### Stated goal
How many lines of these records hold the string "Créer"? Reply with the number alone.

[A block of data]
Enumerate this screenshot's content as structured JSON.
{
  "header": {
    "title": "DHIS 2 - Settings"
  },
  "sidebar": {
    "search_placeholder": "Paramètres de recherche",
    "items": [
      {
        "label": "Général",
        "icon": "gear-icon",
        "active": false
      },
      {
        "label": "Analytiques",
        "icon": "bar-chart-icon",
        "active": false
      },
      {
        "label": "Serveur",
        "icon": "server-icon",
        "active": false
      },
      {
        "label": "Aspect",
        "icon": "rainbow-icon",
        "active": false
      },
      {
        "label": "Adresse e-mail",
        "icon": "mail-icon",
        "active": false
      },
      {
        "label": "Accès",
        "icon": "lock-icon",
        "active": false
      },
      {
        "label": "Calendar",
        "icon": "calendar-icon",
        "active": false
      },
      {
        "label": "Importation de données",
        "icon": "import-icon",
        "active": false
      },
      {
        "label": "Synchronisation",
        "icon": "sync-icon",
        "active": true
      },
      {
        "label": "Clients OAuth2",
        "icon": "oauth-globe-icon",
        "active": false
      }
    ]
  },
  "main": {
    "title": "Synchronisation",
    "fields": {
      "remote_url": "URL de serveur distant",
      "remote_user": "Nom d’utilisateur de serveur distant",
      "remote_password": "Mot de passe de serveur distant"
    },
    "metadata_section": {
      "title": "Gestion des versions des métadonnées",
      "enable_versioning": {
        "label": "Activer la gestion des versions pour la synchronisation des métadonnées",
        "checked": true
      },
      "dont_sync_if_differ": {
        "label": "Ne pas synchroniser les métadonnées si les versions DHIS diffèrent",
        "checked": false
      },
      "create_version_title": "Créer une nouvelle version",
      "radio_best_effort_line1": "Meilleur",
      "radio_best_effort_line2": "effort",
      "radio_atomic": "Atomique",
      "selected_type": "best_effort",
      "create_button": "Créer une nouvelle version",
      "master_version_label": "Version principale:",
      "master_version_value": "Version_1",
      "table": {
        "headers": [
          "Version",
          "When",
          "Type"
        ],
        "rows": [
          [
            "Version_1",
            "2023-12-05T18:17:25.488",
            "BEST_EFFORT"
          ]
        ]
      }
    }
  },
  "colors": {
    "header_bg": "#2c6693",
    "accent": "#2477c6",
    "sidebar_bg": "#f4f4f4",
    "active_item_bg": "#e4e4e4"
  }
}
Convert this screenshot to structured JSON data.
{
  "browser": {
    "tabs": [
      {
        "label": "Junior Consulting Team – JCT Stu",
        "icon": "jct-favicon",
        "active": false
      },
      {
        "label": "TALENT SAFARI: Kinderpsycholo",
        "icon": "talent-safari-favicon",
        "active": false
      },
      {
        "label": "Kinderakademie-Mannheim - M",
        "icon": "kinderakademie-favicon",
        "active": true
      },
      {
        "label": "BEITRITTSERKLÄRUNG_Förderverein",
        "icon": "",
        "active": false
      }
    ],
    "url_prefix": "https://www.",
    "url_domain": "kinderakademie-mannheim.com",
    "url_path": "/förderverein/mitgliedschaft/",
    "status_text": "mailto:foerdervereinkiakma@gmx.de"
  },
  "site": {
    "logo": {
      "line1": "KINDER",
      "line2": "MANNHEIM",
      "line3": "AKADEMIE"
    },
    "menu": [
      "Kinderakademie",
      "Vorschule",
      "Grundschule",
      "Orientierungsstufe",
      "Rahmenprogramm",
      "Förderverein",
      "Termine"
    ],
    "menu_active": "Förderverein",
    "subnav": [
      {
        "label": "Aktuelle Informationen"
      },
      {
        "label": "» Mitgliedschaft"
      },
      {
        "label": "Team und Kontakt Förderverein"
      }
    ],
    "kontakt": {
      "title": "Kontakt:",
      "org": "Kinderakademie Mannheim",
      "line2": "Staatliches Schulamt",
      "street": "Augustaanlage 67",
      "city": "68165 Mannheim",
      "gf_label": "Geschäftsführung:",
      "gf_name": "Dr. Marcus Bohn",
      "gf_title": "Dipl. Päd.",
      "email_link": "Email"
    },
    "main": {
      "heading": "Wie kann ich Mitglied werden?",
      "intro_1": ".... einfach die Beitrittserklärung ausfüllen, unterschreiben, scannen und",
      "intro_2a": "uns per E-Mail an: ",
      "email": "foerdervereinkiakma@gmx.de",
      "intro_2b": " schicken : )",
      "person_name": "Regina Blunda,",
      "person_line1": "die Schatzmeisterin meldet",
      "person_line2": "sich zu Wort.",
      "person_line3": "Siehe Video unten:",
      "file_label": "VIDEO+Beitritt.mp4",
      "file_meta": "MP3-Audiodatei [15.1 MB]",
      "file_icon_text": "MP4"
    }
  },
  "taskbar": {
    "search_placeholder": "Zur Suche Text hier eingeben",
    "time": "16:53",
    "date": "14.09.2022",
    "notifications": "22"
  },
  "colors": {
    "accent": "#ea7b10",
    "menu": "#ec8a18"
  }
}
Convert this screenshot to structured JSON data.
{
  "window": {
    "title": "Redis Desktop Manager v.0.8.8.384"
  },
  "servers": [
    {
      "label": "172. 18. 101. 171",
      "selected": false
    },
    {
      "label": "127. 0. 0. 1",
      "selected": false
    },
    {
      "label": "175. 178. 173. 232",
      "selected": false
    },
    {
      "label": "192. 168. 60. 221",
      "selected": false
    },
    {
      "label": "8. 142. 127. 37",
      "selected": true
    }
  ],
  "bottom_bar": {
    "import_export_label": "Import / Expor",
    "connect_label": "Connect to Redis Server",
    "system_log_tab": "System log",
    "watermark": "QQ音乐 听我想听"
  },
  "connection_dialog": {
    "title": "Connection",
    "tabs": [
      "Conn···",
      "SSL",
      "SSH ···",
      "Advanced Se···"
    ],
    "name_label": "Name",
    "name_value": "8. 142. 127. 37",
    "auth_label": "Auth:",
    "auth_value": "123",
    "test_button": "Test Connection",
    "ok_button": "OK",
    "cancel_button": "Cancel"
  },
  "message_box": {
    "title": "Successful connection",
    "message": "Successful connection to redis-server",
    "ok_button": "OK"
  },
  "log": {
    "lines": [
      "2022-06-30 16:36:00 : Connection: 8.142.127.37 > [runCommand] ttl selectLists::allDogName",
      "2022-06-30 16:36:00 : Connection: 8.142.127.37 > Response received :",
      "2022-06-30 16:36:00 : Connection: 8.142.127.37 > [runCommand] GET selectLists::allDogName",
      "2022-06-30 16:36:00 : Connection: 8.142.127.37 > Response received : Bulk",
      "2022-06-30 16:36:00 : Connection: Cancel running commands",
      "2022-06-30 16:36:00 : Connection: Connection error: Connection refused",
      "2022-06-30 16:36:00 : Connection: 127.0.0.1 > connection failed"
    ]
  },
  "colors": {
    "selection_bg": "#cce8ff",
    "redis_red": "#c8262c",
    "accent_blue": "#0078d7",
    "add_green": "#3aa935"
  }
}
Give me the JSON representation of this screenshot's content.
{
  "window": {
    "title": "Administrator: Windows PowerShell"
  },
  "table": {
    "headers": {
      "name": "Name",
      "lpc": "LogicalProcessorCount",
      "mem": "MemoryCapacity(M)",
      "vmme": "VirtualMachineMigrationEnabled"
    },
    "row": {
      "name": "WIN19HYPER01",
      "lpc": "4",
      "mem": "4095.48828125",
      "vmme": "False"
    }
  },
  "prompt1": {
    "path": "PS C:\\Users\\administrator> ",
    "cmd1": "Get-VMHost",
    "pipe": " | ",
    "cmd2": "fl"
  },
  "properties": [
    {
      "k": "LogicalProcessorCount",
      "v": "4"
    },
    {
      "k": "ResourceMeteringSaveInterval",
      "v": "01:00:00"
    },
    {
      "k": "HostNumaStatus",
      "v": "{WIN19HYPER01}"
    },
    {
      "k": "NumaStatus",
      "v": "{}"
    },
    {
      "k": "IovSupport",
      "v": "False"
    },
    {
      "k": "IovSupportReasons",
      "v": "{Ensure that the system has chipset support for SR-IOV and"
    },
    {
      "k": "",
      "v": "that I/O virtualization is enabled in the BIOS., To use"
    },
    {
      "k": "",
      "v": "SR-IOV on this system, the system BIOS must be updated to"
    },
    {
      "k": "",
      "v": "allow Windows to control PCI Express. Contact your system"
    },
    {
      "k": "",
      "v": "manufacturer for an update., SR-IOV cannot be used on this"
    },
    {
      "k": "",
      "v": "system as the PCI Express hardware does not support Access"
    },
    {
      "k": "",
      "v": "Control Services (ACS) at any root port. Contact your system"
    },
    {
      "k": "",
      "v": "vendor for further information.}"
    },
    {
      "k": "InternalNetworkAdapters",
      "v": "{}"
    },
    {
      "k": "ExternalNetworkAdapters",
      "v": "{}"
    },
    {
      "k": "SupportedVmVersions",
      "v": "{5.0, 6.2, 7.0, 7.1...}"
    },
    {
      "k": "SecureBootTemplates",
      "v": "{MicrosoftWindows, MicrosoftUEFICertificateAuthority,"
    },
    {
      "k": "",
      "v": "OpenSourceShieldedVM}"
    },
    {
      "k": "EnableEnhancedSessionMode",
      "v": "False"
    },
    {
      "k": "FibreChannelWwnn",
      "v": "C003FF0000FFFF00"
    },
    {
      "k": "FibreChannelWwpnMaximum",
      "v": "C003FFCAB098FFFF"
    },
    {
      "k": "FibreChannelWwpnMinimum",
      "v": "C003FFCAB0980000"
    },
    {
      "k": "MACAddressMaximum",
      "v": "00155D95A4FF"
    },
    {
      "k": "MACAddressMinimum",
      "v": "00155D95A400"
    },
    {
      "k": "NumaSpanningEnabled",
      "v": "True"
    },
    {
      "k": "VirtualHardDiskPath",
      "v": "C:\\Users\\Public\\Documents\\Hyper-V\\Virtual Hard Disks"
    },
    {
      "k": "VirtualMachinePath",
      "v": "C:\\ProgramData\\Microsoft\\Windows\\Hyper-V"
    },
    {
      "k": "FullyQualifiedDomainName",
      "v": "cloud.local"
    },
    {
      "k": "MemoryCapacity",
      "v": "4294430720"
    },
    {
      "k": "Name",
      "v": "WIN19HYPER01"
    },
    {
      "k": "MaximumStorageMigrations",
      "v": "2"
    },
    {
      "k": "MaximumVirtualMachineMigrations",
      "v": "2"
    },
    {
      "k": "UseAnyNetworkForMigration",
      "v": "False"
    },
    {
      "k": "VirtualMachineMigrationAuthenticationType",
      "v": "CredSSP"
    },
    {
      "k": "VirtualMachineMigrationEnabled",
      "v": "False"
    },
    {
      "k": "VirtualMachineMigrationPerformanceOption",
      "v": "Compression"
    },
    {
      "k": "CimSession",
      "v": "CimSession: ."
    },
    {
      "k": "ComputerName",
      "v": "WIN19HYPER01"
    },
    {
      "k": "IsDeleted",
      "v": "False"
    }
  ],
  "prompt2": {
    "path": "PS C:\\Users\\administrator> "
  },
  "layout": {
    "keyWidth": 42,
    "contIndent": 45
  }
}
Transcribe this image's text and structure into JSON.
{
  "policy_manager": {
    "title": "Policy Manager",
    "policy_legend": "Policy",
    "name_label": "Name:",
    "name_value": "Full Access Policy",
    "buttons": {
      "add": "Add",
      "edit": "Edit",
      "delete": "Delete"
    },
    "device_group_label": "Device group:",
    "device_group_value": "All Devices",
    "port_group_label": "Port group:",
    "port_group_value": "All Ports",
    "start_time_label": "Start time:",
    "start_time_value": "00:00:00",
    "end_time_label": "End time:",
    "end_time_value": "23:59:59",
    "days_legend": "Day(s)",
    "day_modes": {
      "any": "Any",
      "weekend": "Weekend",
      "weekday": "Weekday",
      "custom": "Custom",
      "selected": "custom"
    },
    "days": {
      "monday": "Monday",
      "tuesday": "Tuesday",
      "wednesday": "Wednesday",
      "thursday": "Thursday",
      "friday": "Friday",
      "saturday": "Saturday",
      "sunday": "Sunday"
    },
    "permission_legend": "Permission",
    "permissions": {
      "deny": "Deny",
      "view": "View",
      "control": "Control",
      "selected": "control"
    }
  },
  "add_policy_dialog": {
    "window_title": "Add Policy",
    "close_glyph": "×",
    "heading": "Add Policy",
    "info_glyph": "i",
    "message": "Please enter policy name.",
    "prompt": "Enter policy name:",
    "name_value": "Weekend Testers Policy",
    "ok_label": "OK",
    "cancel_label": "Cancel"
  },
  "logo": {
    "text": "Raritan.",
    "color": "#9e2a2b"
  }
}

### Answer to this exercise
2